Copy every one of the entries below line for line, changing nothing.

EXCERPTED RECORDS -

- - -

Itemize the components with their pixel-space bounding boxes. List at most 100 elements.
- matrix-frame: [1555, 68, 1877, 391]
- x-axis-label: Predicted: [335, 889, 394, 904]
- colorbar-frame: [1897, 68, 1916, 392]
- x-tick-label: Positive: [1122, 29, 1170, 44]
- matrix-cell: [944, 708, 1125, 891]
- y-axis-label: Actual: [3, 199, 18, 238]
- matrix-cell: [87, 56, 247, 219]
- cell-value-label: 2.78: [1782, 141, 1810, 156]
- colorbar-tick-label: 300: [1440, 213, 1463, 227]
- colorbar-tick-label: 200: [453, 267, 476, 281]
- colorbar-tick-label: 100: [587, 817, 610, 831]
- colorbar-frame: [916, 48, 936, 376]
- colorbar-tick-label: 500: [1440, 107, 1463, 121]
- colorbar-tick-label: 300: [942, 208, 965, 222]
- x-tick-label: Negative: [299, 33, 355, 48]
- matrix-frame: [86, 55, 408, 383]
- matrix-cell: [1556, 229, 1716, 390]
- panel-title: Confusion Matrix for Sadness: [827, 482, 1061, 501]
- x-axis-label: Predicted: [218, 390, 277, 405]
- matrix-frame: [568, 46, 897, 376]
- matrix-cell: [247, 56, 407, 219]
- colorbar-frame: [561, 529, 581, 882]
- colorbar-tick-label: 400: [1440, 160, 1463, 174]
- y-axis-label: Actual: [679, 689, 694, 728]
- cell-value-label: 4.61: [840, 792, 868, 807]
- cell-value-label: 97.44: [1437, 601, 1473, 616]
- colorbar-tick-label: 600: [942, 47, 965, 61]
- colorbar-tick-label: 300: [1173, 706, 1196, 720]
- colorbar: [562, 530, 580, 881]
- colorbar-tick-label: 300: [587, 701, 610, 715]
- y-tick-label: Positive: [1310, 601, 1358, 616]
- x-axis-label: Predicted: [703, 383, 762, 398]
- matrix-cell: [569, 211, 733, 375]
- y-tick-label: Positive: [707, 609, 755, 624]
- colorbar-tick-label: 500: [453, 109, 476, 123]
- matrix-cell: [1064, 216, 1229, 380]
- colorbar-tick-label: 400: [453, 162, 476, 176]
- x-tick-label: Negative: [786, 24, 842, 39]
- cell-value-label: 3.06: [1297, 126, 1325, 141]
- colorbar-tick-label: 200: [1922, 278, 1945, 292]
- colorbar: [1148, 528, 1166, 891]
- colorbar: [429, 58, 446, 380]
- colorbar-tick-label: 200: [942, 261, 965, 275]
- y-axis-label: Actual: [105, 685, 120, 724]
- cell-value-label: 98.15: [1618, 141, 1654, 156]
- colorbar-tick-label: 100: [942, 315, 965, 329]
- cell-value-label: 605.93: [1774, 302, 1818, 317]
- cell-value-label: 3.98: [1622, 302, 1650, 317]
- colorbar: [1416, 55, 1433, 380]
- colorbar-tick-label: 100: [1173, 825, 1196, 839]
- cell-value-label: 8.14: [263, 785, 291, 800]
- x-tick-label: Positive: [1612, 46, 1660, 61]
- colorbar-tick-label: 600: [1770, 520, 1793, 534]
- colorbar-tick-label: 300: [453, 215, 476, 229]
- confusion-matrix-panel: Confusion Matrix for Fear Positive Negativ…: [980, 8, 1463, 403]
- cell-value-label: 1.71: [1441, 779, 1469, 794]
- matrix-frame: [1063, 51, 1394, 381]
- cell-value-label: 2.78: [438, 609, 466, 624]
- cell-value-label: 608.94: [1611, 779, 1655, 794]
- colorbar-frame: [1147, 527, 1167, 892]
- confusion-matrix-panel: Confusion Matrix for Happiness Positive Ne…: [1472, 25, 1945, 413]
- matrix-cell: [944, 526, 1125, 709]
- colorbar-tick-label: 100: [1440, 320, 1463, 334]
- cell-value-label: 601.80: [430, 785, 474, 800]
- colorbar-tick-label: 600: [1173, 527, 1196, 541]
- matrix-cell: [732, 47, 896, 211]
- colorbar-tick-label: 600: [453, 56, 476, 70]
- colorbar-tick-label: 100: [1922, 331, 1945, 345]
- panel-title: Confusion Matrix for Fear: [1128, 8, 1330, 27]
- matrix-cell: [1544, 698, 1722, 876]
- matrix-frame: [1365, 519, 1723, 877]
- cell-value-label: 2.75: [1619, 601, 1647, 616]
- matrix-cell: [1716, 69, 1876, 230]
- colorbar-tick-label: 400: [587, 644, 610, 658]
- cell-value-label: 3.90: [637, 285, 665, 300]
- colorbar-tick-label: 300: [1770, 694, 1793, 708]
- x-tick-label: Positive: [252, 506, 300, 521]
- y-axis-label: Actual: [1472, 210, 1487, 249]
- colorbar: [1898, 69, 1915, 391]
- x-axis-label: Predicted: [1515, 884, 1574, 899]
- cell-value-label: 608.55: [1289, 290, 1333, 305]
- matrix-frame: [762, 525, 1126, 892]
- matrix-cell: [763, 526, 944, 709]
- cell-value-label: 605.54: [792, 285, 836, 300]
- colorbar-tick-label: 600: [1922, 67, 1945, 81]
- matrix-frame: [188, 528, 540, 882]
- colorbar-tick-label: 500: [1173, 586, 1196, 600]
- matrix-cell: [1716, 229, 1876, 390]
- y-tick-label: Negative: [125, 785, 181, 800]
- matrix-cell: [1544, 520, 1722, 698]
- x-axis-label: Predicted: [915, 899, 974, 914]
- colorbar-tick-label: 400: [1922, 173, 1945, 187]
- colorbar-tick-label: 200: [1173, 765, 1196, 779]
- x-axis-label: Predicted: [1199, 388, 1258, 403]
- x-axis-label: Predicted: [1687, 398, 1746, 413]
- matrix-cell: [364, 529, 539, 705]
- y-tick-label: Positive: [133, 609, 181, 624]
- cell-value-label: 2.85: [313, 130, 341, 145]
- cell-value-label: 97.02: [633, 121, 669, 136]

- - -

RESULT OF THE EXERCISE -
Itemize the components with their pixel-space bounding boxes. List at most 100 elements.
- matrix-frame: [1555, 68, 1877, 391]
- x-axis-label: Predicted: [335, 889, 394, 904]
- colorbar-frame: [1897, 68, 1916, 392]
- x-tick-label: Positive: [1122, 29, 1170, 44]
- matrix-cell: [944, 708, 1125, 891]
- y-axis-label: Actual: [3, 199, 18, 238]
- matrix-cell: [87, 56, 247, 219]
- cell-value-label: 2.78: [1782, 141, 1810, 156]
- colorbar-tick-label: 300: [1440, 213, 1463, 227]
- colorbar-tick-label: 200: [453, 267, 476, 281]
- colorbar-tick-label: 100: [587, 817, 610, 831]
- colorbar-frame: [916, 48, 936, 376]
- colorbar-tick-label: 500: [1440, 107, 1463, 121]
- colorbar-tick-label: 300: [942, 208, 965, 222]
- x-tick-label: Negative: [299, 33, 355, 48]
- matrix-frame: [86, 55, 408, 383]
- matrix-cell: [1556, 229, 1716, 390]
- panel-title: Confusion Matrix for Sadness: [827, 482, 1061, 501]
- x-axis-label: Predicted: [218, 390, 277, 405]
- matrix-frame: [568, 46, 897, 376]
- matrix-cell: [247, 56, 407, 219]
- colorbar-frame: [561, 529, 581, 882]
- colorbar-tick-label: 400: [1440, 160, 1463, 174]
- y-axis-label: Actual: [679, 689, 694, 728]
- cell-value-label: 4.61: [840, 792, 868, 807]
- cell-value-label: 97.44: [1437, 601, 1473, 616]
- colorbar-tick-label: 600: [942, 47, 965, 61]
- colorbar-tick-label: 300: [1173, 706, 1196, 720]
- colorbar: [562, 530, 580, 881]
- colorbar-tick-label: 300: [587, 701, 610, 715]
- y-tick-label: Positive: [1310, 601, 1358, 616]
- x-axis-label: Predicted: [703, 383, 762, 398]
- matrix-cell: [569, 211, 733, 375]
- y-tick-label: Positive: [707, 609, 755, 624]
- colorbar-tick-label: 500: [453, 109, 476, 123]
- matrix-cell: [1064, 216, 1229, 380]
- colorbar-tick-label: 400: [453, 162, 476, 176]
- x-tick-label: Negative: [786, 24, 842, 39]
- cell-value-label: 3.06: [1297, 126, 1325, 141]
- colorbar-tick-label: 200: [1922, 278, 1945, 292]
- colorbar: [1148, 528, 1166, 891]
- colorbar: [429, 58, 446, 380]
- colorbar-tick-label: 200: [942, 261, 965, 275]
- y-axis-label: Actual: [105, 685, 120, 724]
- cell-value-label: 98.15: [1618, 141, 1654, 156]
- colorbar-tick-label: 100: [942, 315, 965, 329]
- cell-value-label: 605.93: [1774, 302, 1818, 317]
- cell-value-label: 3.98: [1622, 302, 1650, 317]
- colorbar: [1416, 55, 1433, 380]
- colorbar-tick-label: 100: [1173, 825, 1196, 839]
- cell-value-label: 8.14: [263, 785, 291, 800]
- x-tick-label: Positive: [1612, 46, 1660, 61]
- colorbar-tick-label: 600: [1770, 520, 1793, 534]
- colorbar-tick-label: 300: [453, 215, 476, 229]
- confusion-matrix-panel: Confusion Matrix for Fear Positive Negativ…: [980, 8, 1463, 403]
- cell-value-label: 1.71: [1441, 779, 1469, 794]
- matrix-frame: [1063, 51, 1394, 381]
- cell-value-label: 2.78: [438, 609, 466, 624]
- cell-value-label: 608.94: [1611, 779, 1655, 794]
- colorbar-frame: [1147, 527, 1167, 892]
- confusion-matrix-panel: Confusion Matrix for Happiness Positive Ne…: [1472, 25, 1945, 413]
- matrix-cell: [944, 526, 1125, 709]
- colorbar-tick-label: 100: [1440, 320, 1463, 334]
- cell-value-label: 601.80: [430, 785, 474, 800]
- colorbar-tick-label: 600: [1173, 527, 1196, 541]
- matrix-cell: [732, 47, 896, 211]
- colorbar-tick-label: 600: [453, 56, 476, 70]
- colorbar-tick-label: 100: [1922, 331, 1945, 345]
- panel-title: Confusion Matrix for Fear: [1128, 8, 1330, 27]
- matrix-cell: [1544, 698, 1722, 876]
- matrix-frame: [1365, 519, 1723, 877]
- cell-value-label: 2.75: [1619, 601, 1647, 616]
- matrix-cell: [1716, 69, 1876, 230]
- colorbar-tick-label: 400: [587, 644, 610, 658]
- cell-value-label: 3.90: [637, 285, 665, 300]
- colorbar-tick-label: 300: [1770, 694, 1793, 708]
- x-tick-label: Positive: [252, 506, 300, 521]
- y-axis-label: Actual: [1472, 210, 1487, 249]
- colorbar: [1898, 69, 1915, 391]
- x-axis-label: Predicted: [1515, 884, 1574, 899]
- cell-value-label: 608.55: [1289, 290, 1333, 305]
- matrix-frame: [762, 525, 1126, 892]
- matrix-cell: [763, 526, 944, 709]
- cell-value-label: 605.54: [792, 285, 836, 300]
- colorbar-tick-label: 600: [1922, 67, 1945, 81]
- matrix-frame: [188, 528, 540, 882]
- colorbar-tick-label: 500: [1173, 586, 1196, 600]
- matrix-cell: [1716, 229, 1876, 390]
- y-tick-label: Negative: [125, 785, 181, 800]
- matrix-cell: [1544, 520, 1722, 698]
- x-axis-label: Predicted: [915, 899, 974, 914]
- colorbar-tick-label: 400: [1922, 173, 1945, 187]
- colorbar-tick-label: 200: [1173, 765, 1196, 779]
- x-axis-label: Predicted: [1199, 388, 1258, 403]
- x-axis-label: Predicted: [1687, 398, 1746, 413]
- matrix-cell: [364, 529, 539, 705]
- y-tick-label: Positive: [133, 609, 181, 624]
- cell-value-label: 2.85: [313, 130, 341, 145]
- cell-value-label: 97.02: [633, 121, 669, 136]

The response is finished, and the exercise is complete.